[Data excerpts]
'''

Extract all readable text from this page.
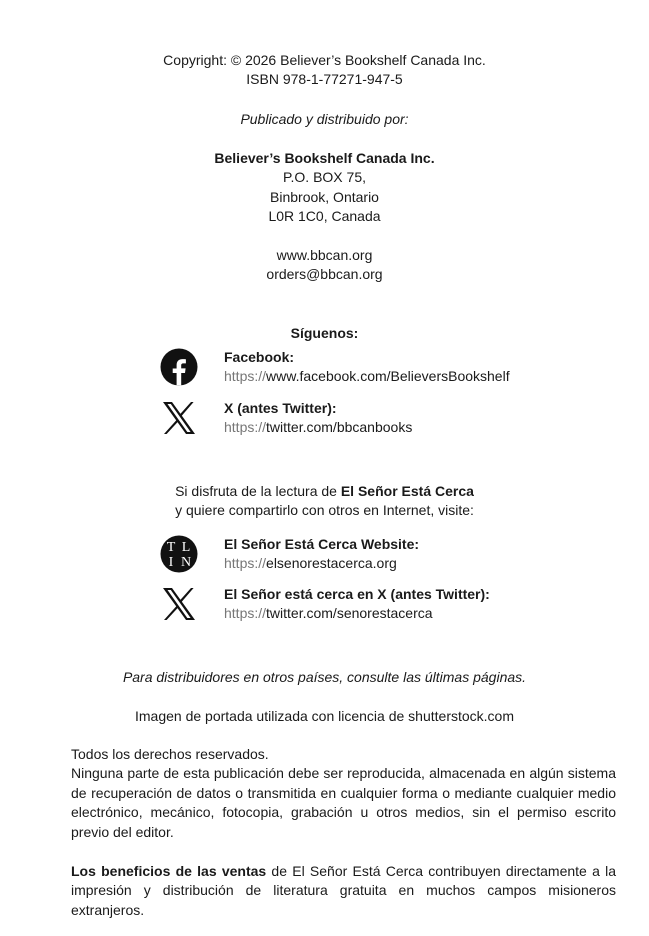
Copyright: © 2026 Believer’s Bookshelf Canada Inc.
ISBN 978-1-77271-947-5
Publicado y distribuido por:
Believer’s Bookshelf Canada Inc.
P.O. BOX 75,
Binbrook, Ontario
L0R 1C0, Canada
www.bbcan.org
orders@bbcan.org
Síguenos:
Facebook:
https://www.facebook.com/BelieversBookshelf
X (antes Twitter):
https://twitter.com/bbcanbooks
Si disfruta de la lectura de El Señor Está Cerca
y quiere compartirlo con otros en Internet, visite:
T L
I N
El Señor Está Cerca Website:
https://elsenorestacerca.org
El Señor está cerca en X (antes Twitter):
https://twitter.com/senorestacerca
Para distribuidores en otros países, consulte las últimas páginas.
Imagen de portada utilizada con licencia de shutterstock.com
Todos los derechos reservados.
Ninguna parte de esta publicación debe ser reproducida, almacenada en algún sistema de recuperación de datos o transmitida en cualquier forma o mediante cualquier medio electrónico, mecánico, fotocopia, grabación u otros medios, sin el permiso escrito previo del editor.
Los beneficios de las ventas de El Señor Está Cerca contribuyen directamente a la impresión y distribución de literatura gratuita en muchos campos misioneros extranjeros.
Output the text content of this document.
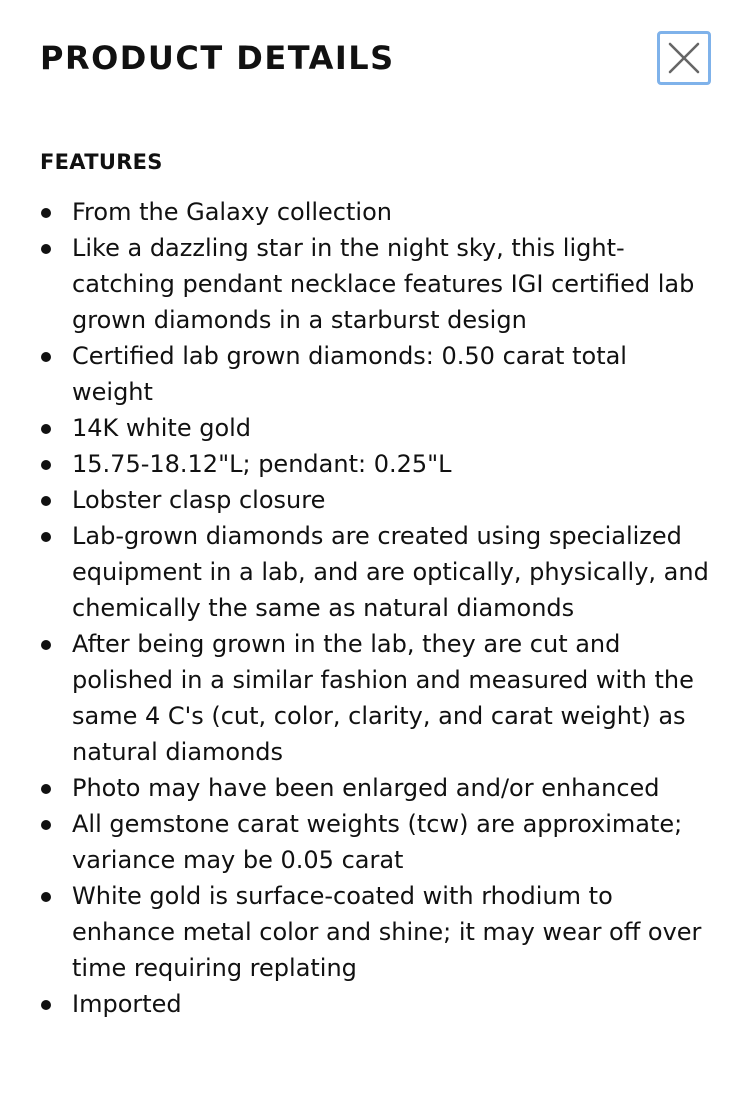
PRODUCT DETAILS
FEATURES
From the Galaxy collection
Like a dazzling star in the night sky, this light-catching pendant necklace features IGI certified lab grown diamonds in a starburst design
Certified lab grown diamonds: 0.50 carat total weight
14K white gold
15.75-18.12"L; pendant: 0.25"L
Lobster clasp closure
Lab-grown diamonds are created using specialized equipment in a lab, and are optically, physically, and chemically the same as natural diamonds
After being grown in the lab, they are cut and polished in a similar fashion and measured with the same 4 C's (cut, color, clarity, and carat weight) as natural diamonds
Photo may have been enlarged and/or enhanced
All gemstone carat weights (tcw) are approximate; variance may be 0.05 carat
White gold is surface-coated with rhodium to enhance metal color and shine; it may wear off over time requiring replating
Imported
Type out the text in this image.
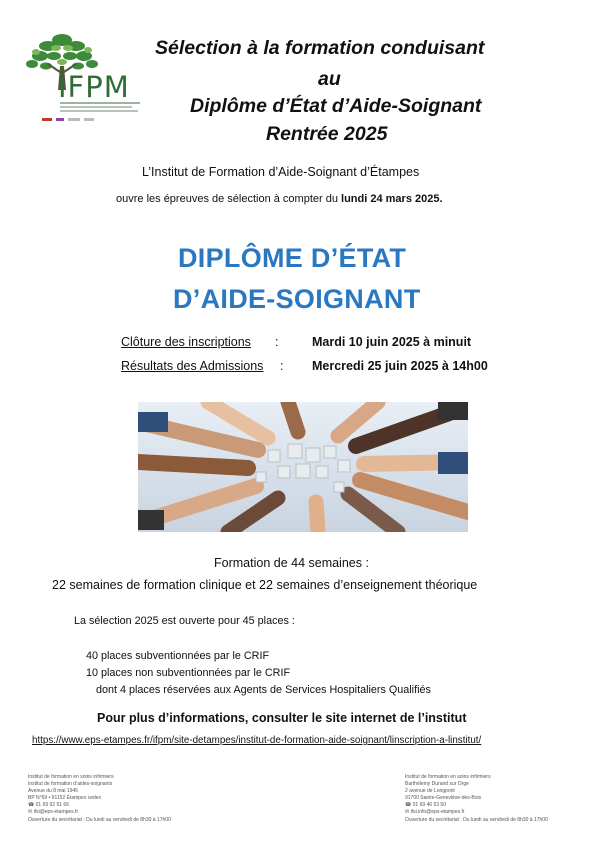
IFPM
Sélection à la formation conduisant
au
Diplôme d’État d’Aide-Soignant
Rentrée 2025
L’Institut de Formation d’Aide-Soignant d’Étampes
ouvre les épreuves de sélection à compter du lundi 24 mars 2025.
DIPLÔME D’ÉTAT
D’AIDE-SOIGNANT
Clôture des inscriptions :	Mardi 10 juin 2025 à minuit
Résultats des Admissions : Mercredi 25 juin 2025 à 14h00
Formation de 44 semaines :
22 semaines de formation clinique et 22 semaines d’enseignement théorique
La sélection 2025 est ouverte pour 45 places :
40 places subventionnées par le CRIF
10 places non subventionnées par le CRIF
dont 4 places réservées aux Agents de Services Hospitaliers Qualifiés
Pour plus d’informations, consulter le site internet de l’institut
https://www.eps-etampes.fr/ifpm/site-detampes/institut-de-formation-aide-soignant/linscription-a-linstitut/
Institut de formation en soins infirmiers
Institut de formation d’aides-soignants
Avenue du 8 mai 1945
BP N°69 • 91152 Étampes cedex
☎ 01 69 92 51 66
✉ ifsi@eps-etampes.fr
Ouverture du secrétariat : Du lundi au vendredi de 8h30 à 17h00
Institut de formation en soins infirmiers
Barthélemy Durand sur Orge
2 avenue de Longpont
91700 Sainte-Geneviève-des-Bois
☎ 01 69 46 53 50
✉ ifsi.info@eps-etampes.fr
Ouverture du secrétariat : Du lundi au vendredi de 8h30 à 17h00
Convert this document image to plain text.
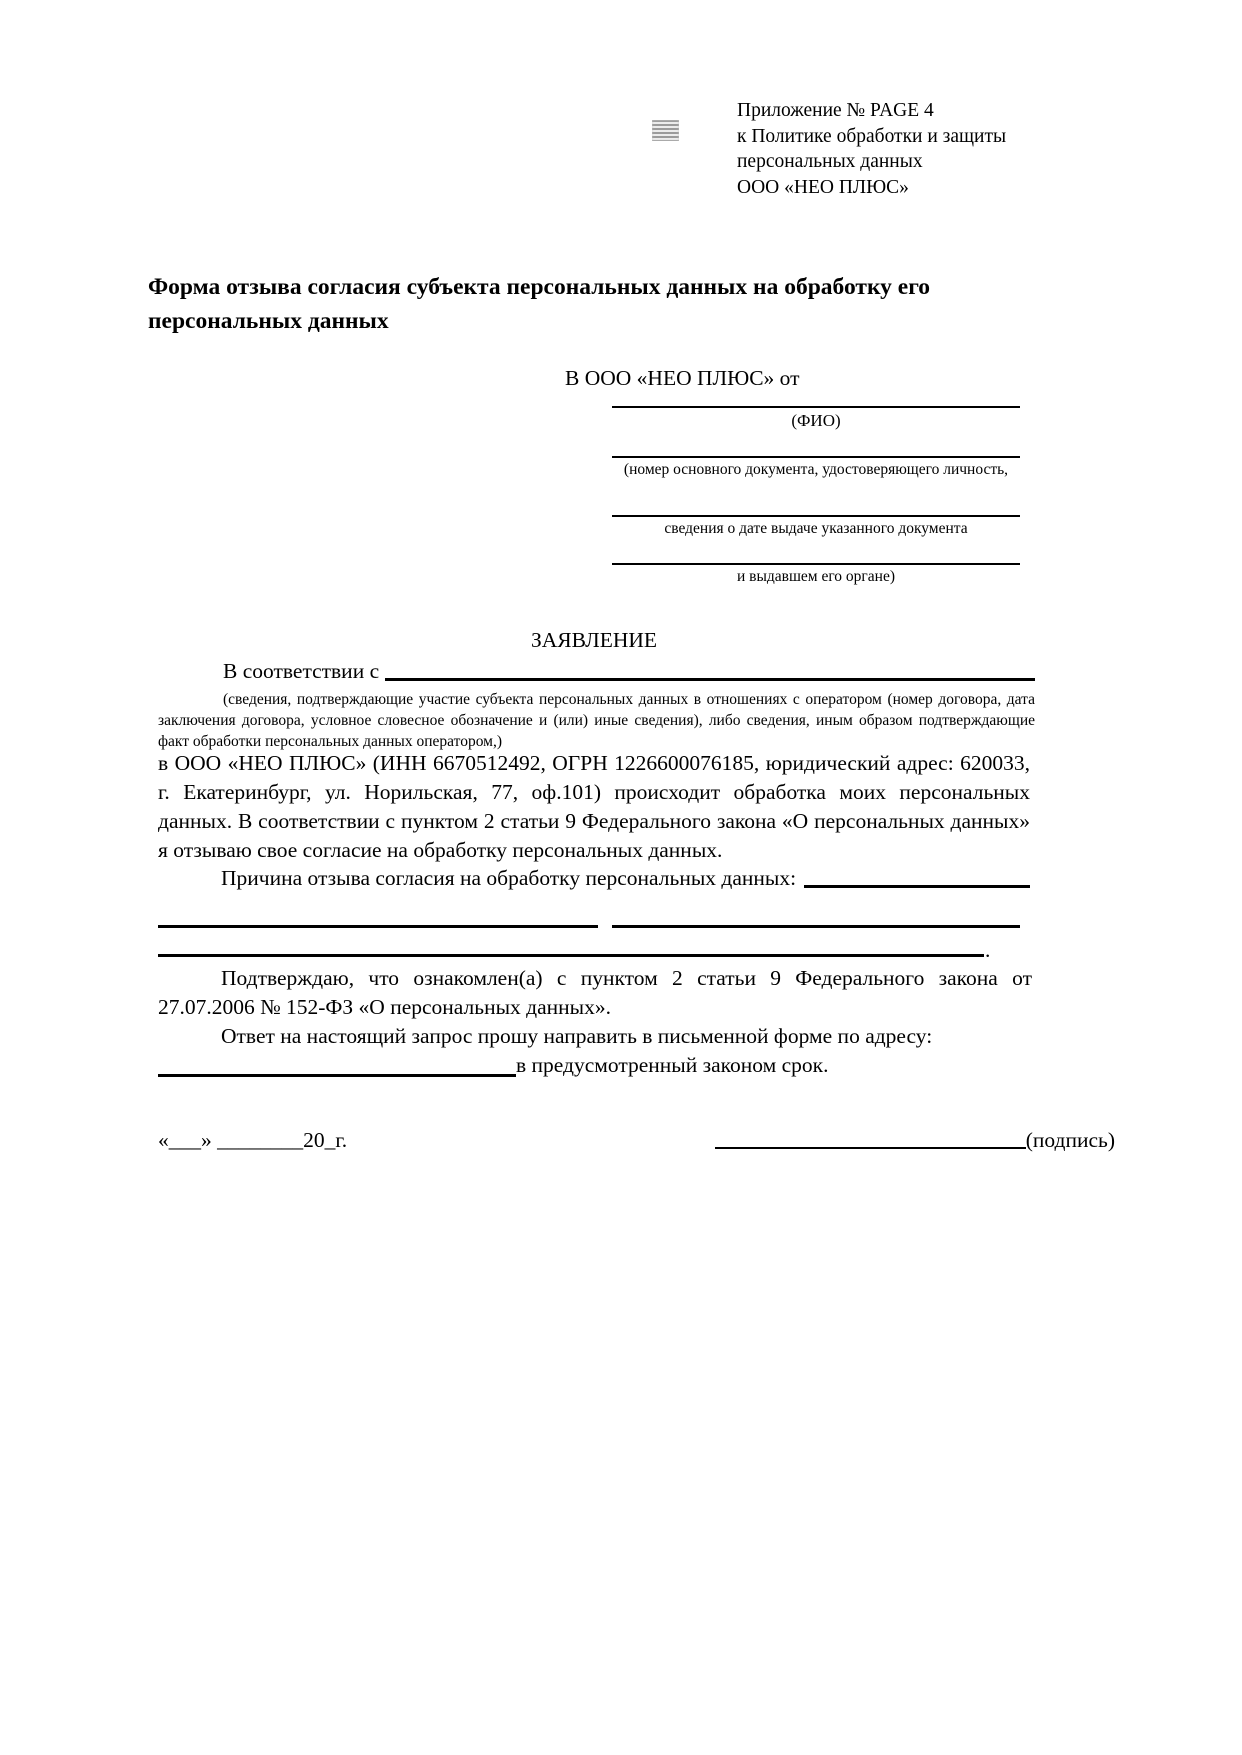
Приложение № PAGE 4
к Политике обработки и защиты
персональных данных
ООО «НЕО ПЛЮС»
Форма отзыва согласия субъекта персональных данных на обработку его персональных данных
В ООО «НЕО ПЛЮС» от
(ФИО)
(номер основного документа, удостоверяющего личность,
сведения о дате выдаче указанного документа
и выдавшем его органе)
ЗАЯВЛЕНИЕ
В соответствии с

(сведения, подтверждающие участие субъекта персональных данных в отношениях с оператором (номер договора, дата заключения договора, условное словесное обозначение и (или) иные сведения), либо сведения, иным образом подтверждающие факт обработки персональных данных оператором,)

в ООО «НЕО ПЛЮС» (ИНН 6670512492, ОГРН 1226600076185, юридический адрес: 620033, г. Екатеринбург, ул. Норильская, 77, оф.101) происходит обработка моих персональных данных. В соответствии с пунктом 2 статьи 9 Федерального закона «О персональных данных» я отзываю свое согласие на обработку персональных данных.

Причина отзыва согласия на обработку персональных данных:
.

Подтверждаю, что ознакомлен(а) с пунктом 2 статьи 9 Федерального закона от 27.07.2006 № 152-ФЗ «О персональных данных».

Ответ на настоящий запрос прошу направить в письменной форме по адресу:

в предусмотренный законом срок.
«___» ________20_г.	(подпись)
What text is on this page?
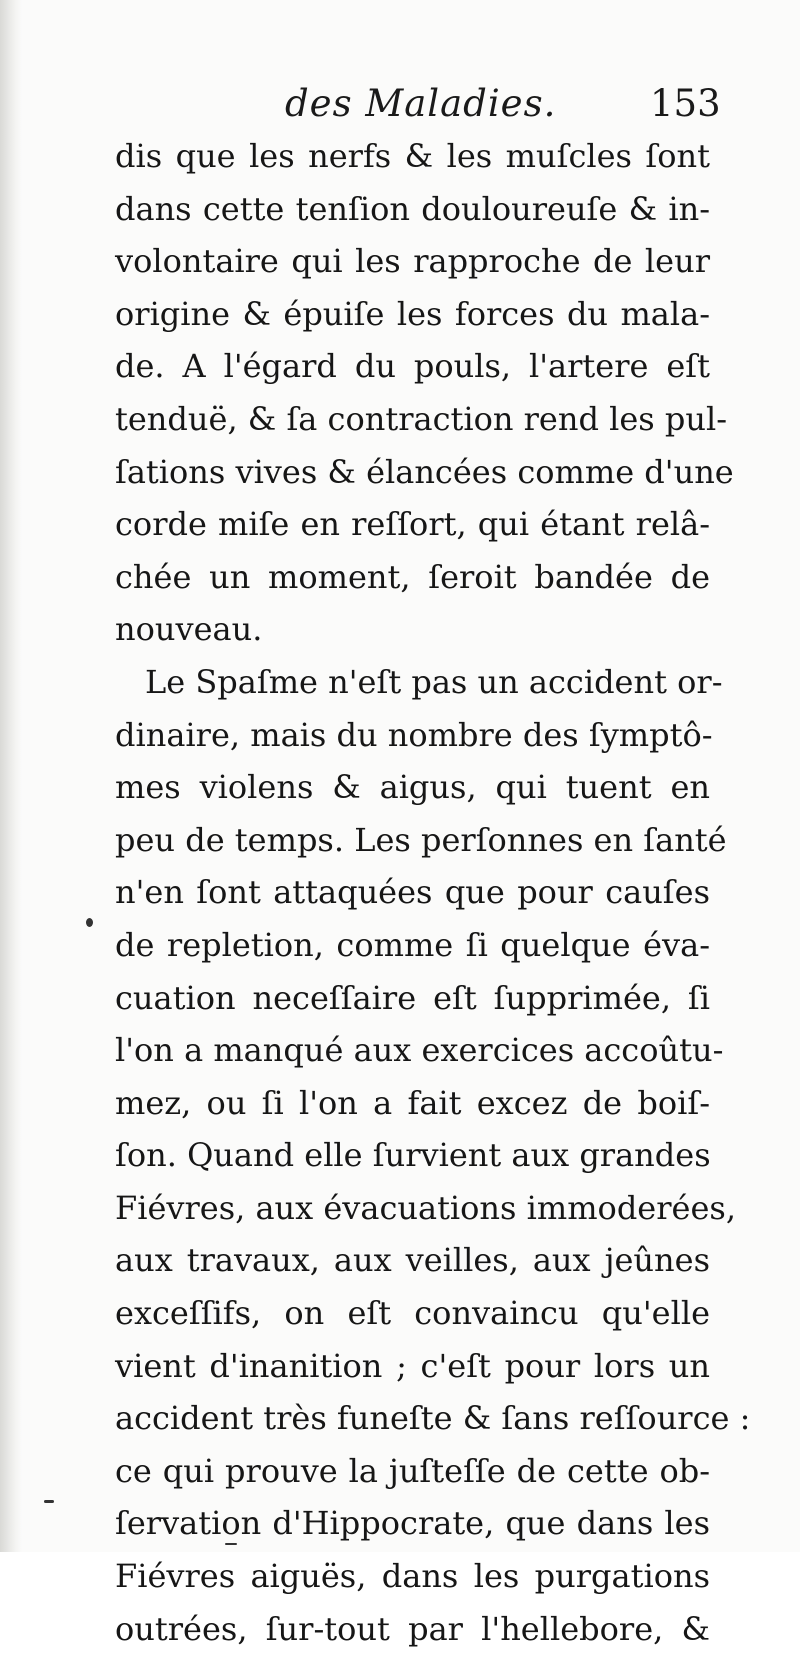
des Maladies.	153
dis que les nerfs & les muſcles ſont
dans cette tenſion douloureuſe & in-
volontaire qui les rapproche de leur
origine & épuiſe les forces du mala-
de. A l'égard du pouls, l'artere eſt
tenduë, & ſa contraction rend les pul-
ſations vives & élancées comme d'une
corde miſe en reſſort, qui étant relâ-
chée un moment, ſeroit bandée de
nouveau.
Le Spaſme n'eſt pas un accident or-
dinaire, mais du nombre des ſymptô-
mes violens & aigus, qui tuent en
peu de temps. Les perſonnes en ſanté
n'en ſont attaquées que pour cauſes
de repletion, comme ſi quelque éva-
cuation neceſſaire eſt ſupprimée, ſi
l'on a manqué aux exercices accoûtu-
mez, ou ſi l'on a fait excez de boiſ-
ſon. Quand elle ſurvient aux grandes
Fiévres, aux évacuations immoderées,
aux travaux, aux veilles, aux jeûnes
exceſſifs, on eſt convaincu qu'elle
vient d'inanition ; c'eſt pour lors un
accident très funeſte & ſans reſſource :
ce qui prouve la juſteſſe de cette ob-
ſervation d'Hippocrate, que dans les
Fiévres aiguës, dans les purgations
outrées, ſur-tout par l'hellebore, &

'''

- [TASK] Repeat the listing verbatim. Skip the pictures.

- [SOLUTION TO THIS PROBLEM]
Extract all readable text from this page.
Copyright: © 2026 Believer’s Bookshelf Canada Inc.
ISBN 978-1-77271-947-5
Publicado y distribuido por:
Believer’s Bookshelf Canada Inc.
P.O. BOX 75,
Binbrook, Ontario
L0R 1C0, Canada
www.bbcan.org
orders@bbcan.org
Síguenos:
Facebook:
https://www.facebook.com/BelieversBookshelf
X (antes Twitter):
https://twitter.com/bbcanbooks
Si disfruta de la lectura de El Señor Está Cerca
y quiere compartirlo con otros en Internet, visite:
T L
I N
El Señor Está Cerca Website:
https://elsenorestacerca.org
El Señor está cerca en X (antes Twitter):
https://twitter.com/senorestacerca
Para distribuidores en otros países, consulte las últimas páginas.
Imagen de portada utilizada con licencia de shutterstock.com
Todos los derechos reservados.
Ninguna parte de esta publicación debe ser reproducida, almacenada en algún sistema de recuperación de datos o transmitida en cualquier forma o mediante cualquier medio electrónico, mecánico, fotocopia, grabación u otros medios, sin el permiso escrito previo del editor.
Los beneficios de las ventas de El Señor Está Cerca contribuyen directamente a la impresión y distribución de literatura gratuita en muchos campos misioneros extranjeros.
Output the text content of this document.
PRODUCT DETAILS
FEATURES
From the Galaxy collection
Like a dazzling star in the night sky, this light-catching pendant necklace features IGI certified lab grown diamonds in a starburst design
Certified lab grown diamonds: 0.50 carat total weight
14K white gold
15.75-18.12"L; pendant: 0.25"L
Lobster clasp closure
Lab-grown diamonds are created using specialized equipment in a lab, and are optically, physically, and chemically the same as natural diamonds
After being grown in the lab, they are cut and polished in a similar fashion and measured with the same 4 C's (cut, color, clarity, and carat weight) as natural diamonds
Photo may have been enlarged and/or enhanced
All gemstone carat weights (tcw) are approximate; variance may be 0.05 carat
White gold is surface-coated with rhodium to enhance metal color and shine; it may wear off over time requiring replating
Imported
Type out the text in this image.
IFPM
Sélection à la formation conduisant
au
Diplôme d’État d’Aide-Soignant
Rentrée 2025
L’Institut de Formation d’Aide-Soignant d’Étampes
ouvre les épreuves de sélection à compter du lundi 24 mars 2025.
DIPLÔME D’ÉTAT
D’AIDE-SOIGNANT
Clôture des inscriptions :	Mardi 10 juin 2025 à minuit
Résultats des Admissions : Mercredi 25 juin 2025 à 14h00
Formation de 44 semaines :
22 semaines de formation clinique et 22 semaines d’enseignement théorique
La sélection 2025 est ouverte pour 45 places :
40 places subventionnées par le CRIF
10 places non subventionnées par le CRIF
dont 4 places réservées aux Agents de Services Hospitaliers Qualifiés
Pour plus d’informations, consulter le site internet de l’institut
https://www.eps-etampes.fr/ifpm/site-detampes/institut-de-formation-aide-soignant/linscription-a-linstitut/
Institut de formation en soins infirmiers
Institut de formation d’aides-soignants
Avenue du 8 mai 1945
BP N°69 • 91152 Étampes cedex
☎ 01 69 92 51 66
✉ ifsi@eps-etampes.fr
Ouverture du secrétariat : Du lundi au vendredi de 8h30 à 17h00
Institut de formation en soins infirmiers
Barthélemy Durand sur Orge
2 avenue de Longpont
91700 Sainte-Geneviève-des-Bois
☎ 01 69 46 53 50
✉ ifsi.info@eps-etampes.fr
Ouverture du secrétariat : Du lundi au vendredi de 8h30 à 17h00
Convert this document image to plain text.
Приложение № PAGE 4
к Политике обработки и защиты
персональных данных
ООО «НЕО ПЛЮС»
Форма отзыва согласия субъекта персональных данных на обработку его персональных данных
В ООО «НЕО ПЛЮС» от
(ФИО)
(номер основного документа, удостоверяющего личность,
сведения о дате выдаче указанного документа
и выдавшем его органе)
ЗАЯВЛЕНИЕ
В соответствии с

(сведения, подтверждающие участие субъекта персональных данных в отношениях с оператором (номер договора, дата заключения договора, условное словесное обозначение и (или) иные сведения), либо сведения, иным образом подтверждающие факт обработки персональных данных оператором,)

в ООО «НЕО ПЛЮС» (ИНН 6670512492, ОГРН 1226600076185, юридический адрес: 620033, г. Екатеринбург, ул. Норильская, 77, оф.101) происходит обработка моих персональных данных. В соответствии с пунктом 2 статьи 9 Федерального закона «О персональных данных» я отзываю свое согласие на обработку персональных данных.

Причина отзыва согласия на обработку персональных данных:
.

Подтверждаю, что ознакомлен(а) с пунктом 2 статьи 9 Федерального закона от 27.07.2006 № 152-ФЗ «О персональных данных».

Ответ на настоящий запрос прошу направить в письменной форме по адресу:

в предусмотренный законом срок.
«___» ________20_г.	(подпись)
What text is on this page?
des Maladies.	153
dis que les nerfs & les muſcles ſont
dans cette tenſion douloureuſe & in-
volontaire qui les rapproche de leur
origine & épuiſe les forces du mala-
de. A l'égard du pouls, l'artere eſt
tenduë, & ſa contraction rend les pul-
ſations vives & élancées comme d'une
corde miſe en reſſort, qui étant relâ-
chée un moment, ſeroit bandée de
nouveau.
Le Spaſme n'eſt pas un accident or-
dinaire, mais du nombre des ſymptô-
mes violens & aigus, qui tuent en
peu de temps. Les perſonnes en ſanté
n'en ſont attaquées que pour cauſes
de repletion, comme ſi quelque éva-
cuation neceſſaire eſt ſupprimée, ſi
l'on a manqué aux exercices accoûtu-
mez, ou ſi l'on a fait excez de boiſ-
ſon. Quand elle ſurvient aux grandes
Fiévres, aux évacuations immoderées,
aux travaux, aux veilles, aux jeûnes
exceſſifs, on eſt convaincu qu'elle
vient d'inanition ; c'eſt pour lors un
accident très funeſte & ſans reſſource :
ce qui prouve la juſteſſe de cette ob-
ſervation d'Hippocrate, que dans les
Fiévres aiguës, dans les purgations
outrées, ſur-tout par l'hellebore, &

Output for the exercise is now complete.